▶ **What is needed**: Below are some records; retype all of them exactly.

-- Start Exercise materials --

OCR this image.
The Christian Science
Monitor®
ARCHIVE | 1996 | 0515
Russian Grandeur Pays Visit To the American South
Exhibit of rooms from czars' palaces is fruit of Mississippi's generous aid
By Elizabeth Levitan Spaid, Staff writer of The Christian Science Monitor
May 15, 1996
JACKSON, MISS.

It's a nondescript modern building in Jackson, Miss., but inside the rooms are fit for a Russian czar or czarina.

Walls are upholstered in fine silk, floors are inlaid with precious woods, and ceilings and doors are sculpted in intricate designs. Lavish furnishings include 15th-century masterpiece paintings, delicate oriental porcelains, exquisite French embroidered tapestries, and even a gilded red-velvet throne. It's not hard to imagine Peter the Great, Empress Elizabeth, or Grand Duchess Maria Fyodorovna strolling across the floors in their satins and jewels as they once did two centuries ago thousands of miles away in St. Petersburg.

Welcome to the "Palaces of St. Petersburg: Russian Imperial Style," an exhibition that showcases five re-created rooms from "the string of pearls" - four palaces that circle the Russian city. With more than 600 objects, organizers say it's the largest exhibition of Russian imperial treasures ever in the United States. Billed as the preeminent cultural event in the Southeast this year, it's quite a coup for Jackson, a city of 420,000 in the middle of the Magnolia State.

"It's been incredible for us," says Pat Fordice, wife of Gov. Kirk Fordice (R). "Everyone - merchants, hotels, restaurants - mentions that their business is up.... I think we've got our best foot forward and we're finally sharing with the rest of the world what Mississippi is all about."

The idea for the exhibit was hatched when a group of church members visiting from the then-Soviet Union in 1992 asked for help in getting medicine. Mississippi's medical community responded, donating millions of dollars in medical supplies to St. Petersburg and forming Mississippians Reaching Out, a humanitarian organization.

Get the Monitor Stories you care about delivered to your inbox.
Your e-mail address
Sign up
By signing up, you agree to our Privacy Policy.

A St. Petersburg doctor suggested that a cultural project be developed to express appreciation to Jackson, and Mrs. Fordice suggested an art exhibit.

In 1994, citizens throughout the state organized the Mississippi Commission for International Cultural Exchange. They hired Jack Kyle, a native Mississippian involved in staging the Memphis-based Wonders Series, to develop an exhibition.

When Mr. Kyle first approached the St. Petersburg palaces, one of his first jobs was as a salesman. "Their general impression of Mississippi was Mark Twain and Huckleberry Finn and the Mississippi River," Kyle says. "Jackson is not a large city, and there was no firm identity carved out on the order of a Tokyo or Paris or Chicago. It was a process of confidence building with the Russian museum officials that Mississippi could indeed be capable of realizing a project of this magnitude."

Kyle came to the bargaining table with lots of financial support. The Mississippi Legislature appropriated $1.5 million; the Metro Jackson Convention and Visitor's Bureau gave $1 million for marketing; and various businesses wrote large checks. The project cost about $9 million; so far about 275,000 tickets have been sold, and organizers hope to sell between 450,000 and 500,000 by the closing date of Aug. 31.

-- End Exercise materials --

▶ **Result**:
OCR this image.
The Christian Science
Monitor®
ARCHIVE | 1996 | 0515
Russian Grandeur Pays Visit To the American South
Exhibit of rooms from czars' palaces is fruit of Mississippi's generous aid
By Elizabeth Levitan Spaid, Staff writer of The Christian Science Monitor
May 15, 1996
JACKSON, MISS.

It's a nondescript modern building in Jackson, Miss., but inside the rooms are fit for a Russian czar or czarina.

Walls are upholstered in fine silk, floors are inlaid with precious woods, and ceilings and doors are sculpted in intricate designs. Lavish furnishings include 15th-century masterpiece paintings, delicate oriental porcelains, exquisite French embroidered tapestries, and even a gilded red-velvet throne. It's not hard to imagine Peter the Great, Empress Elizabeth, or Grand Duchess Maria Fyodorovna strolling across the floors in their satins and jewels as they once did two centuries ago thousands of miles away in St. Petersburg.

Welcome to the "Palaces of St. Petersburg: Russian Imperial Style," an exhibition that showcases five re-created rooms from "the string of pearls" - four palaces that circle the Russian city. With more than 600 objects, organizers say it's the largest exhibition of Russian imperial treasures ever in the United States. Billed as the preeminent cultural event in the Southeast this year, it's quite a coup for Jackson, a city of 420,000 in the middle of the Magnolia State.

"It's been incredible for us," says Pat Fordice, wife of Gov. Kirk Fordice (R). "Everyone - merchants, hotels, restaurants - mentions that their business is up.... I think we've got our best foot forward and we're finally sharing with the rest of the world what Mississippi is all about."

The idea for the exhibit was hatched when a group of church members visiting from the then-Soviet Union in 1992 asked for help in getting medicine. Mississippi's medical community responded, donating millions of dollars in medical supplies to St. Petersburg and forming Mississippians Reaching Out, a humanitarian organization.

Get the Monitor Stories you care about delivered to your inbox.
Your e-mail address
Sign up
By signing up, you agree to our Privacy Policy.

A St. Petersburg doctor suggested that a cultural project be developed to express appreciation to Jackson, and Mrs. Fordice suggested an art exhibit.

In 1994, citizens throughout the state organized the Mississippi Commission for International Cultural Exchange. They hired Jack Kyle, a native Mississippian involved in staging the Memphis-based Wonders Series, to develop an exhibition.

When Mr. Kyle first approached the St. Petersburg palaces, one of his first jobs was as a salesman. "Their general impression of Mississippi was Mark Twain and Huckleberry Finn and the Mississippi River," Kyle says. "Jackson is not a large city, and there was no firm identity carved out on the order of a Tokyo or Paris or Chicago. It was a process of confidence building with the Russian museum officials that Mississippi could indeed be capable of realizing a project of this magnitude."

Kyle came to the bargaining table with lots of financial support. The Mississippi Legislature appropriated $1.5 million; the Metro Jackson Convention and Visitor's Bureau gave $1 million for marketing; and various businesses wrote large checks. The project cost about $9 million; so far about 275,000 tickets have been sold, and organizers hope to sell between 450,000 and 500,000 by the closing date of Aug. 31.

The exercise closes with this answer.